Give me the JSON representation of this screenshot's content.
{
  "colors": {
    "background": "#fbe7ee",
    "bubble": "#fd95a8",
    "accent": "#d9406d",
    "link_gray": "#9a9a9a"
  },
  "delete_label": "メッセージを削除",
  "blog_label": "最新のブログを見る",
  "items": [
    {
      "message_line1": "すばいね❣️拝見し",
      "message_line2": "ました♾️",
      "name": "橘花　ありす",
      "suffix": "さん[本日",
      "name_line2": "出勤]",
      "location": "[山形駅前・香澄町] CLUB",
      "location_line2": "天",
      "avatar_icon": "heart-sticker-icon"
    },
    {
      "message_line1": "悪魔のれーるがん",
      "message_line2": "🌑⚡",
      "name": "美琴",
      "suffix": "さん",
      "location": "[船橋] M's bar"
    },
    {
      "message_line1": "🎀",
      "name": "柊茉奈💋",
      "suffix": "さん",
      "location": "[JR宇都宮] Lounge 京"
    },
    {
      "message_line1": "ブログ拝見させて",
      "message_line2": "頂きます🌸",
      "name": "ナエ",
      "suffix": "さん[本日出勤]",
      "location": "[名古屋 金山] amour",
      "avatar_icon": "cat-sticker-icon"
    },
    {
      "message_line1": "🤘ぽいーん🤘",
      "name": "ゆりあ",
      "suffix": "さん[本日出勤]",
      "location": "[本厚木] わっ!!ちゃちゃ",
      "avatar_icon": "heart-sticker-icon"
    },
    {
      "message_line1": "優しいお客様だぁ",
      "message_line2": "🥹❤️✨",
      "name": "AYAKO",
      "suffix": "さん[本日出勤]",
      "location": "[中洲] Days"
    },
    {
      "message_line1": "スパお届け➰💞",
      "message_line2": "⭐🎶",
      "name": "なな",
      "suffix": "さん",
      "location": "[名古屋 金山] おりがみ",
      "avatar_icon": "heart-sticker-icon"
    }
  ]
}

- Objective -
Can you reproduce all the material exactly?

- Written solution -
Give me the JSON representation of this screenshot's content.
{
  "colors": {
    "background": "#fbe7ee",
    "bubble": "#fd95a8",
    "accent": "#d9406d",
    "link_gray": "#9a9a9a"
  },
  "delete_label": "メッセージを削除",
  "blog_label": "最新のブログを見る",
  "items": [
    {
      "message_line1": "すばいね❣️拝見し",
      "message_line2": "ました♾️",
      "name": "橘花　ありす",
      "suffix": "さん[本日",
      "name_line2": "出勤]",
      "location": "[山形駅前・香澄町] CLUB",
      "location_line2": "天",
      "avatar_icon": "heart-sticker-icon"
    },
    {
      "message_line1": "悪魔のれーるがん",
      "message_line2": "🌑⚡",
      "name": "美琴",
      "suffix": "さん",
      "location": "[船橋] M's bar"
    },
    {
      "message_line1": "🎀",
      "name": "柊茉奈💋",
      "suffix": "さん",
      "location": "[JR宇都宮] Lounge 京"
    },
    {
      "message_line1": "ブログ拝見させて",
      "message_line2": "頂きます🌸",
      "name": "ナエ",
      "suffix": "さん[本日出勤]",
      "location": "[名古屋 金山] amour",
      "avatar_icon": "cat-sticker-icon"
    },
    {
      "message_line1": "🤘ぽいーん🤘",
      "name": "ゆりあ",
      "suffix": "さん[本日出勤]",
      "location": "[本厚木] わっ!!ちゃちゃ",
      "avatar_icon": "heart-sticker-icon"
    },
    {
      "message_line1": "優しいお客様だぁ",
      "message_line2": "🥹❤️✨",
      "name": "AYAKO",
      "suffix": "さん[本日出勤]",
      "location": "[中洲] Days"
    },
    {
      "message_line1": "スパお届け➰💞",
      "message_line2": "⭐🎶",
      "name": "なな",
      "suffix": "さん",
      "location": "[名古屋 金山] おりがみ",
      "avatar_icon": "heart-sticker-icon"
    }
  ]
}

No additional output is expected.